>> begin Material for the task

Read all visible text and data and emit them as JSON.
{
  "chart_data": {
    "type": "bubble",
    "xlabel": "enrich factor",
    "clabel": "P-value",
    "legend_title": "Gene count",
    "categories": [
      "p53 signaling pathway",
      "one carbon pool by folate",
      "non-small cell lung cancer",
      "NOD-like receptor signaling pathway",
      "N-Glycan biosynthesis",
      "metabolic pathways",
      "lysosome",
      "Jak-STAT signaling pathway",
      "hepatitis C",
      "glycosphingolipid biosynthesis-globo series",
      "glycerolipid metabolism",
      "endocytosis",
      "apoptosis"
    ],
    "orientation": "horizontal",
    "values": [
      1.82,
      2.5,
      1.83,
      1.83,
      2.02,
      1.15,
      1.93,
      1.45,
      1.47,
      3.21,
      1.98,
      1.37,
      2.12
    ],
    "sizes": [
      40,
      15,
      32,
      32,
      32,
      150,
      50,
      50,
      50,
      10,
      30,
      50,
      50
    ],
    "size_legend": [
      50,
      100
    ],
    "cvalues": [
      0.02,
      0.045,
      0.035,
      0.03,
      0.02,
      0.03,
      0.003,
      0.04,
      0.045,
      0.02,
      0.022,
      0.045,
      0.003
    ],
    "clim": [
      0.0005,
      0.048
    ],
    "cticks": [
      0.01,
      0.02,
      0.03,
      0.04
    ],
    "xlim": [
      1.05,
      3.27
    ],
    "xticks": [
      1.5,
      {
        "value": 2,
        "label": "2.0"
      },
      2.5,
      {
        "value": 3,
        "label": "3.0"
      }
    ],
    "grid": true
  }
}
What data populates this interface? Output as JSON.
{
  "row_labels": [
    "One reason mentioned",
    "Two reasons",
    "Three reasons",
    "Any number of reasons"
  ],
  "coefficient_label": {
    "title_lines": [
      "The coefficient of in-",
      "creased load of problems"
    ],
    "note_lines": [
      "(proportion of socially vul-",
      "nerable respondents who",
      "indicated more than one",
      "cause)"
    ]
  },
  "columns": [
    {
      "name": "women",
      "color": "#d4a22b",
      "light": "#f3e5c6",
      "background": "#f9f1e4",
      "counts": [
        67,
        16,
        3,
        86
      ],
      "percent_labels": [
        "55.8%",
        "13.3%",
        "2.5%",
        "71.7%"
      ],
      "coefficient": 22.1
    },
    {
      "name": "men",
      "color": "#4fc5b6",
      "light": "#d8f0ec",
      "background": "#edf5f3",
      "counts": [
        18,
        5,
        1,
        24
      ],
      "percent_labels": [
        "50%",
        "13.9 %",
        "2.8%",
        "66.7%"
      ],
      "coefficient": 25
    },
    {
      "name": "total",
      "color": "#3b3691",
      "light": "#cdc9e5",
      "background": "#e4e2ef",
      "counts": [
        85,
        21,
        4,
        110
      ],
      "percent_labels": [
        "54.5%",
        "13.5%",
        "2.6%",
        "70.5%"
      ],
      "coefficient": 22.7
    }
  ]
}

>> end Material for the task

== Given request ==
Copy the material above verbatim.

== Completed exercise ==
Read all visible text and data and emit them as JSON.
{
  "chart_data": {
    "type": "bubble",
    "xlabel": "enrich factor",
    "clabel": "P-value",
    "legend_title": "Gene count",
    "categories": [
      "p53 signaling pathway",
      "one carbon pool by folate",
      "non-small cell lung cancer",
      "NOD-like receptor signaling pathway",
      "N-Glycan biosynthesis",
      "metabolic pathways",
      "lysosome",
      "Jak-STAT signaling pathway",
      "hepatitis C",
      "glycosphingolipid biosynthesis-globo series",
      "glycerolipid metabolism",
      "endocytosis",
      "apoptosis"
    ],
    "orientation": "horizontal",
    "values": [
      1.82,
      2.5,
      1.83,
      1.83,
      2.02,
      1.15,
      1.93,
      1.45,
      1.47,
      3.21,
      1.98,
      1.37,
      2.12
    ],
    "sizes": [
      40,
      15,
      32,
      32,
      32,
      150,
      50,
      50,
      50,
      10,
      30,
      50,
      50
    ],
    "size_legend": [
      50,
      100
    ],
    "cvalues": [
      0.02,
      0.045,
      0.035,
      0.03,
      0.02,
      0.03,
      0.003,
      0.04,
      0.045,
      0.02,
      0.022,
      0.045,
      0.003
    ],
    "clim": [
      0.0005,
      0.048
    ],
    "cticks": [
      0.01,
      0.02,
      0.03,
      0.04
    ],
    "xlim": [
      1.05,
      3.27
    ],
    "xticks": [
      1.5,
      {
        "value": 2,
        "label": "2.0"
      },
      2.5,
      {
        "value": 3,
        "label": "3.0"
      }
    ],
    "grid": true
  }
}
What data populates this interface? Output as JSON.
{
  "row_labels": [
    "One reason mentioned",
    "Two reasons",
    "Three reasons",
    "Any number of reasons"
  ],
  "coefficient_label": {
    "title_lines": [
      "The coefficient of in-",
      "creased load of problems"
    ],
    "note_lines": [
      "(proportion of socially vul-",
      "nerable respondents who",
      "indicated more than one",
      "cause)"
    ]
  },
  "columns": [
    {
      "name": "women",
      "color": "#d4a22b",
      "light": "#f3e5c6",
      "background": "#f9f1e4",
      "counts": [
        67,
        16,
        3,
        86
      ],
      "percent_labels": [
        "55.8%",
        "13.3%",
        "2.5%",
        "71.7%"
      ],
      "coefficient": 22.1
    },
    {
      "name": "men",
      "color": "#4fc5b6",
      "light": "#d8f0ec",
      "background": "#edf5f3",
      "counts": [
        18,
        5,
        1,
        24
      ],
      "percent_labels": [
        "50%",
        "13.9 %",
        "2.8%",
        "66.7%"
      ],
      "coefficient": 25
    },
    {
      "name": "total",
      "color": "#3b3691",
      "light": "#cdc9e5",
      "background": "#e4e2ef",
      "counts": [
        85,
        21,
        4,
        110
      ],
      "percent_labels": [
        "54.5%",
        "13.5%",
        "2.6%",
        "70.5%"
      ],
      "coefficient": 22.7
    }
  ]
}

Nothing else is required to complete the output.